● **What you have to do**
What lines of the data hold the string "name"? Pull each one out.

● **Task material**
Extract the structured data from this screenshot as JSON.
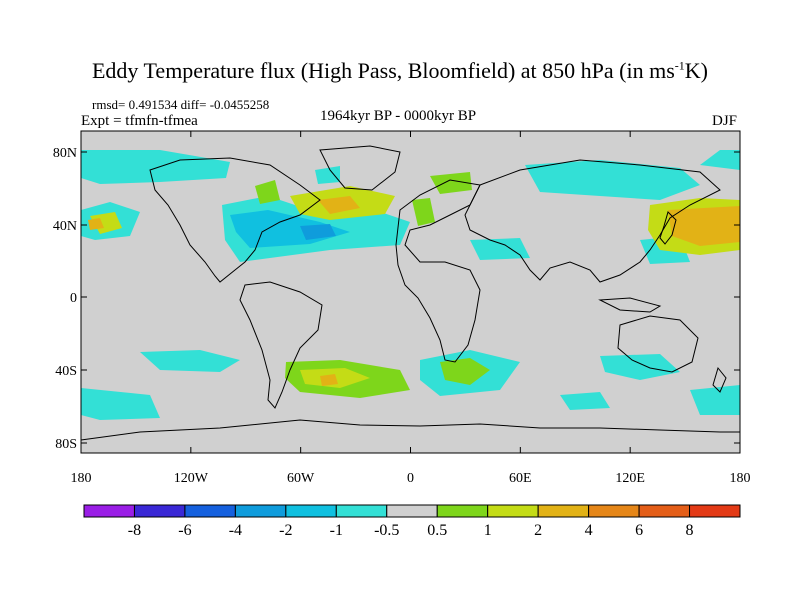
{
  "title": {
    "main": "Eddy Temperature flux (High Pass, Bloomfield) at 850 hPa (in ms",
    "sup": "-1",
    "end": "K)"
  },
  "stats": "rmsd= 0.491534 diff= -0.0455258",
  "expt": "Expt = tfmfn-tfmea",
  "period": "1964kyr BP - 0000kyr BP",
  "season": "DJF",
  "x_ticks": [
    "180",
    "120W",
    "60W",
    "0",
    "60E",
    "120E",
    "180"
  ],
  "y_ticks": [
    "80N",
    "40N",
    "0",
    "40S",
    "80S"
  ],
  "colorbar": {
    "labels": [
      "-8",
      "-6",
      "-4",
      "-2",
      "-1",
      "-0.5",
      "0.5",
      "1",
      "2",
      "4",
      "6",
      "8"
    ],
    "colors": [
      "#9a1ee6",
      "#3a28d6",
      "#1560de",
      "#0f9cdc",
      "#10c0e0",
      "#33e0d6",
      "#d0d0d0",
      "#7ed61b",
      "#c4dc16",
      "#e2b216",
      "#e58618",
      "#e45e18",
      "#e33a16"
    ]
  },
  "map": {
    "ocean_color": "#d0d0d0",
    "coast_color": "#000000"
  }
}
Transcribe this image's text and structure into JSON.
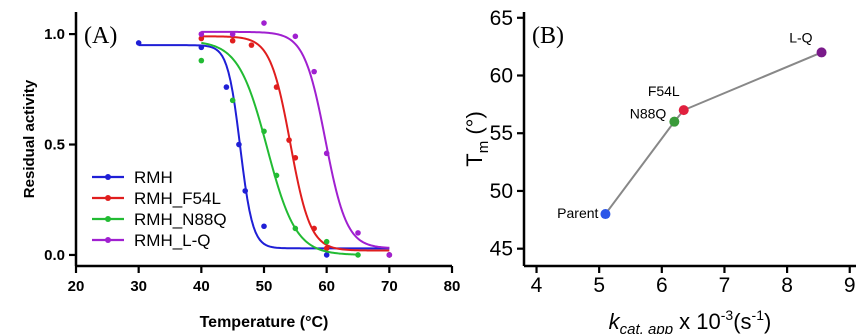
{
  "chart_data": [
    {
      "panel_label": "(A)",
      "type": "scatter",
      "xlabel": "Temperature (°C)",
      "ylabel": "Residual activity",
      "xlim": [
        20,
        80
      ],
      "ylim": [
        -0.05,
        1.1
      ],
      "xticks": [
        "20",
        "30",
        "40",
        "50",
        "60",
        "70",
        "80"
      ],
      "yticks": [
        "0.0",
        "0.5",
        "1.0"
      ],
      "grid": false,
      "legend_position": "bottom-left",
      "fit": "sigmoid",
      "series": [
        {
          "name": "RMH",
          "color": "#1f1fd6",
          "points": [
            [
              30,
              0.96
            ],
            [
              40,
              0.94
            ],
            [
              44,
              0.76
            ],
            [
              46,
              0.5
            ],
            [
              47,
              0.29
            ],
            [
              50,
              0.13
            ],
            [
              60,
              0.0
            ],
            [
              70,
              0.0
            ]
          ],
          "fit_params": {
            "top": 0.95,
            "bottom": 0.03,
            "tm": 46.2,
            "slope": 1.0
          }
        },
        {
          "name": "RMH_F54L",
          "color": "#e01e1e",
          "points": [
            [
              40,
              0.98
            ],
            [
              45,
              0.97
            ],
            [
              48,
              0.95
            ],
            [
              52,
              0.76
            ],
            [
              54,
              0.52
            ],
            [
              55,
              0.44
            ],
            [
              58,
              0.12
            ],
            [
              60,
              0.03
            ],
            [
              70,
              0.0
            ]
          ],
          "fit_params": {
            "top": 0.99,
            "bottom": 0.02,
            "tm": 54.2,
            "slope": 1.6
          }
        },
        {
          "name": "RMH_N88Q",
          "color": "#22bb33",
          "points": [
            [
              40,
              0.88
            ],
            [
              45,
              0.7
            ],
            [
              50,
              0.56
            ],
            [
              52,
              0.36
            ],
            [
              55,
              0.12
            ],
            [
              60,
              0.06
            ],
            [
              65,
              0.0
            ]
          ],
          "fit_params": {
            "top": 0.97,
            "bottom": 0.0,
            "tm": 50.5,
            "slope": 2.3
          }
        },
        {
          "name": "RMH_L-Q",
          "color": "#a020d0",
          "points": [
            [
              40,
              1.0
            ],
            [
              45,
              1.0
            ],
            [
              50,
              1.05
            ],
            [
              55,
              0.99
            ],
            [
              58,
              0.83
            ],
            [
              60,
              0.46
            ],
            [
              65,
              0.1
            ],
            [
              70,
              0.0
            ]
          ],
          "fit_params": {
            "top": 1.01,
            "bottom": 0.03,
            "tm": 59.8,
            "slope": 1.7
          }
        }
      ]
    },
    {
      "panel_label": "(B)",
      "type": "line",
      "xlabel_main": "k",
      "xlabel_sub": "cat, app",
      "xlabel_mid": " x 10",
      "xlabel_sup": "-3",
      "xlabel_end": "(s",
      "xlabel_sup2": "-1",
      "xlabel_close": ")",
      "ylabel_main": "T",
      "ylabel_sub": "m",
      "ylabel_end": " (°)",
      "xlim": [
        3.8,
        9.1
      ],
      "ylim": [
        43.5,
        65.5
      ],
      "xticks": [
        "4",
        "5",
        "6",
        "7",
        "8",
        "9"
      ],
      "yticks": [
        "45",
        "50",
        "55",
        "60",
        "65"
      ],
      "grid": false,
      "line_color": "#888888",
      "points": [
        {
          "label": "Parent",
          "x": 5.1,
          "y": 48.0,
          "color": "#2b55e8"
        },
        {
          "label": "N88Q",
          "x": 6.2,
          "y": 56.0,
          "color": "#3a9a3a"
        },
        {
          "label": "F54L",
          "x": 6.35,
          "y": 57.0,
          "color": "#e0203e"
        },
        {
          "label": "L-Q",
          "x": 8.55,
          "y": 62.0,
          "color": "#7a1a8a"
        }
      ]
    }
  ]
}
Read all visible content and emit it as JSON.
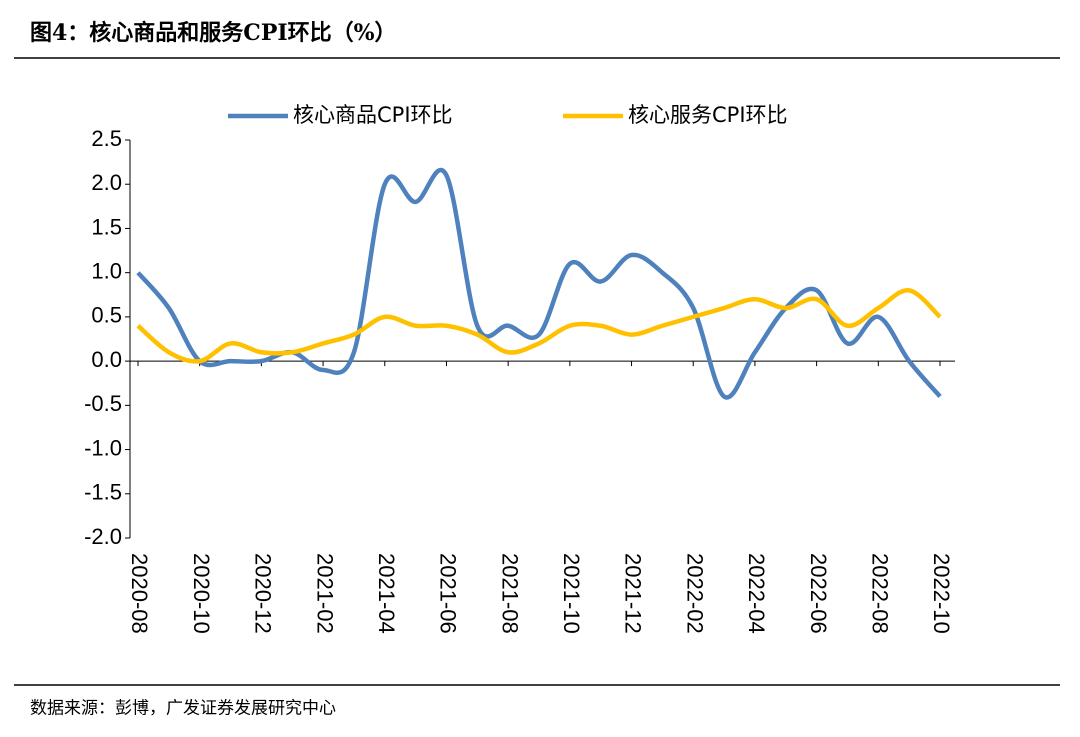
{
  "chart_data": {
    "type": "line",
    "title": "图4：核心商品和服务CPI环比（%）",
    "source": "数据来源：彭博，广发证券发展研究中心",
    "categories": [
      "2020-08",
      null,
      "2020-10",
      null,
      "2020-12",
      null,
      "2021-02",
      null,
      "2021-04",
      null,
      "2021-06",
      null,
      "2021-08",
      null,
      "2021-10",
      null,
      "2021-12",
      null,
      "2022-02",
      null,
      "2022-04",
      null,
      "2022-06",
      null,
      "2022-08",
      null,
      "2022-10"
    ],
    "series": [
      {
        "name": "核心商品CPI环比",
        "color": "#4f81bd",
        "values": [
          1.0,
          0.6,
          0.0,
          0.0,
          0.0,
          0.1,
          -0.1,
          0.1,
          2.0,
          1.8,
          2.1,
          0.4,
          0.4,
          0.3,
          1.1,
          0.9,
          1.2,
          1.0,
          0.6,
          -0.4,
          0.1,
          0.6,
          0.8,
          0.2,
          0.5,
          0.0,
          -0.4
        ]
      },
      {
        "name": "核心服务CPI环比",
        "color": "#ffc000",
        "values": [
          0.4,
          0.1,
          0.0,
          0.2,
          0.1,
          0.1,
          0.2,
          0.3,
          0.5,
          0.4,
          0.4,
          0.3,
          0.1,
          0.2,
          0.4,
          0.4,
          0.3,
          0.4,
          0.5,
          0.6,
          0.7,
          0.6,
          0.7,
          0.4,
          0.6,
          0.8,
          0.5
        ]
      }
    ],
    "ylim": [
      -2.0,
      2.5
    ],
    "yticks": [
      {
        "value": -2,
        "label": "-2.0"
      },
      -1.5,
      {
        "value": -1,
        "label": "-1.0"
      },
      -0.5,
      {
        "value": 0,
        "label": "0.0"
      },
      0.5,
      {
        "value": 1,
        "label": "1.0"
      },
      1.5,
      {
        "value": 2,
        "label": "2.0"
      },
      2.5
    ],
    "legend": "top"
  }
}
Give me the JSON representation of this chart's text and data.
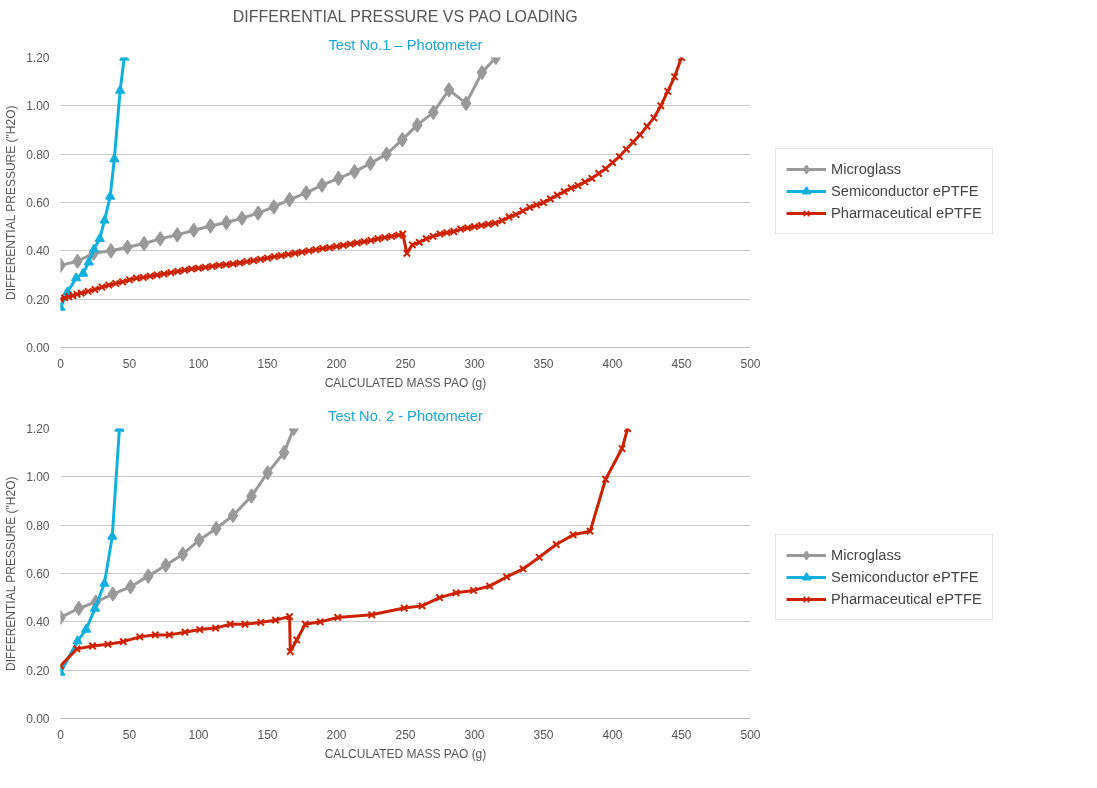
{
  "chart_data": [
    {
      "type": "line",
      "title": "DIFFERENTIAL PRESSURE VS PAO LOADING",
      "subtitle": "Test No.1 – Photometer",
      "xlabel": "CALCULATED MASS PAO (g)",
      "ylabel": "DIFFERENTIAL PRESSURE (\"H2O)",
      "xlim": [
        0,
        500
      ],
      "ylim": [
        0,
        1.2
      ],
      "xticks": [
        0,
        50,
        100,
        150,
        200,
        250,
        300,
        350,
        400,
        450,
        500
      ],
      "yticks": [
        {
          "value": 0,
          "label": "0.00"
        },
        {
          "value": 0.2,
          "label": "0.20"
        },
        {
          "value": 0.4,
          "label": "0.40"
        },
        {
          "value": 0.6,
          "label": "0.60"
        },
        {
          "value": 0.8,
          "label": "0.80"
        },
        {
          "value": 1.0,
          "label": "1.00"
        },
        {
          "value": 1.2,
          "label": "1.20"
        }
      ],
      "grid": "y",
      "legend": "right",
      "line_style": "solid",
      "series": [
        {
          "name": "Microglass",
          "color": "#999999",
          "marker": "diamond",
          "x": [
            0,
            12.3,
            24,
            36.6,
            48.5,
            60.6,
            72.3,
            84.6,
            96.6,
            108.7,
            120.2,
            131.5,
            143.2,
            154.6,
            166,
            178,
            189.5,
            201.4,
            213.1,
            224.6,
            236.3,
            247.7,
            258.5,
            270.2,
            281.5,
            293.9,
            305.4,
            315.5
          ],
          "values": [
            0.34,
            0.357,
            0.39,
            0.4,
            0.415,
            0.43,
            0.45,
            0.466,
            0.485,
            0.503,
            0.517,
            0.535,
            0.556,
            0.582,
            0.612,
            0.64,
            0.672,
            0.7,
            0.728,
            0.762,
            0.8,
            0.86,
            0.92,
            0.973,
            1.066,
            1.01,
            1.138,
            1.2
          ]
        },
        {
          "name": "Semiconductor ePTFE",
          "color": "#12b0dc",
          "marker": "triangle",
          "x": [
            0,
            5.1,
            11.3,
            16.4,
            20.5,
            24.2,
            28.4,
            31.9,
            36,
            39,
            43.2,
            46.2
          ],
          "values": [
            0.165,
            0.23,
            0.287,
            0.306,
            0.353,
            0.406,
            0.45,
            0.526,
            0.625,
            0.78,
            1.063,
            1.2
          ]
        },
        {
          "name": "Pharmaceutical ePTFE",
          "color": "#cc2200",
          "marker": "cross",
          "x": [
            0,
            3,
            6,
            9,
            12,
            15,
            20,
            25,
            30,
            35,
            40,
            45,
            50,
            55,
            60,
            65,
            70,
            75,
            80,
            85,
            90,
            95,
            100,
            105,
            110,
            115,
            120,
            125,
            130,
            135,
            140,
            145,
            150,
            155,
            160,
            165,
            170,
            175,
            180,
            185,
            190,
            195,
            200,
            205,
            210,
            215,
            220,
            225,
            230,
            235,
            240,
            245,
            248,
            251,
            255,
            260,
            265,
            270,
            275,
            280,
            285,
            290,
            295,
            300,
            305,
            310,
            315,
            320,
            325,
            330,
            335,
            340,
            345,
            350,
            355,
            360,
            365,
            370,
            375,
            380,
            385,
            390,
            395,
            400,
            405,
            410,
            415,
            420,
            425,
            430,
            435,
            440,
            445,
            450
          ],
          "values": [
            0.2,
            0.205,
            0.21,
            0.215,
            0.22,
            0.225,
            0.232,
            0.24,
            0.25,
            0.258,
            0.265,
            0.272,
            0.28,
            0.287,
            0.29,
            0.295,
            0.3,
            0.305,
            0.31,
            0.315,
            0.32,
            0.325,
            0.328,
            0.332,
            0.336,
            0.34,
            0.343,
            0.346,
            0.35,
            0.355,
            0.36,
            0.365,
            0.37,
            0.376,
            0.38,
            0.385,
            0.39,
            0.395,
            0.4,
            0.405,
            0.41,
            0.413,
            0.418,
            0.423,
            0.428,
            0.433,
            0.438,
            0.443,
            0.45,
            0.455,
            0.46,
            0.465,
            0.47,
            0.39,
            0.425,
            0.435,
            0.45,
            0.46,
            0.47,
            0.475,
            0.48,
            0.49,
            0.495,
            0.5,
            0.505,
            0.51,
            0.515,
            0.525,
            0.54,
            0.55,
            0.565,
            0.58,
            0.59,
            0.6,
            0.615,
            0.63,
            0.645,
            0.66,
            0.67,
            0.685,
            0.7,
            0.72,
            0.74,
            0.765,
            0.79,
            0.82,
            0.85,
            0.88,
            0.915,
            0.95,
            1.0,
            1.06,
            1.12,
            1.2
          ]
        }
      ]
    },
    {
      "type": "line",
      "subtitle": "Test No. 2 - Photometer",
      "xlabel": "CALCULATED MASS PAO (g)",
      "ylabel": "DIFFERENTIAL PRESSURE (\"H2O)",
      "xlim": [
        0,
        500
      ],
      "ylim": [
        0,
        1.2
      ],
      "xticks": [
        0,
        50,
        100,
        150,
        200,
        250,
        300,
        350,
        400,
        450,
        500
      ],
      "yticks": [
        {
          "value": 0,
          "label": "0.00"
        },
        {
          "value": 0.2,
          "label": "0.20"
        },
        {
          "value": 0.4,
          "label": "0.40"
        },
        {
          "value": 0.6,
          "label": "0.60"
        },
        {
          "value": 0.8,
          "label": "0.80"
        },
        {
          "value": 1.0,
          "label": "1.00"
        },
        {
          "value": 1.2,
          "label": "1.20"
        }
      ],
      "grid": "y",
      "legend": "right",
      "line_style": "solid",
      "series": [
        {
          "name": "Microglass",
          "color": "#999999",
          "marker": "diamond",
          "x": [
            0,
            13.3,
            25.6,
            37.9,
            50.8,
            63.6,
            76.3,
            88.6,
            100.5,
            112.8,
            125,
            138.4,
            150.1,
            162,
            169
          ],
          "values": [
            0.418,
            0.456,
            0.482,
            0.515,
            0.545,
            0.589,
            0.634,
            0.68,
            0.738,
            0.786,
            0.84,
            0.92,
            1.017,
            1.1,
            1.2
          ]
        },
        {
          "name": "Semiconductor ePTFE",
          "color": "#12b0dc",
          "marker": "triangle",
          "x": [
            0,
            12.3,
            18.5,
            25,
            31.8,
            37.5,
            42.7
          ],
          "values": [
            0.19,
            0.32,
            0.368,
            0.455,
            0.558,
            0.753,
            1.2
          ]
        },
        {
          "name": "Pharmaceutical ePTFE",
          "color": "#cc2200",
          "marker": "cross",
          "x": [
            0,
            11.9,
            23.2,
            34.4,
            45.5,
            57.4,
            68.7,
            78.9,
            90.2,
            100.9,
            112.4,
            123,
            133.7,
            145.1,
            155.8,
            166,
            166.5,
            171.2,
            177.3,
            188.2,
            200.9,
            225.5,
            249,
            262,
            274.7,
            286.6,
            299.3,
            311,
            323.3,
            335.2,
            346.9,
            359.2,
            371.5,
            383.8,
            395,
            406.9,
            411
          ],
          "values": [
            0.218,
            0.288,
            0.3,
            0.307,
            0.318,
            0.338,
            0.346,
            0.346,
            0.357,
            0.368,
            0.374,
            0.39,
            0.39,
            0.398,
            0.407,
            0.422,
            0.277,
            0.325,
            0.39,
            0.4,
            0.418,
            0.429,
            0.457,
            0.466,
            0.5,
            0.52,
            0.53,
            0.548,
            0.586,
            0.619,
            0.667,
            0.72,
            0.76,
            0.775,
            0.99,
            1.117,
            1.2
          ]
        }
      ]
    }
  ]
}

● **Solution for this problem**
          "name": "RMH",
          "name": "RMH_F54L",
          "name": "RMH_N88Q",
          "name": "RMH_L-Q",
        "name": "核心商品CPI环比",
        "name": "核心服务CPI环比",
          "name": "Microglass",
          "name": "Semiconductor ePTFE",
          "name": "Pharmaceutical ePTFE",
          "name": "Microglass",
          "name": "Semiconductor ePTFE",
          "name": "Pharmaceutical ePTFE",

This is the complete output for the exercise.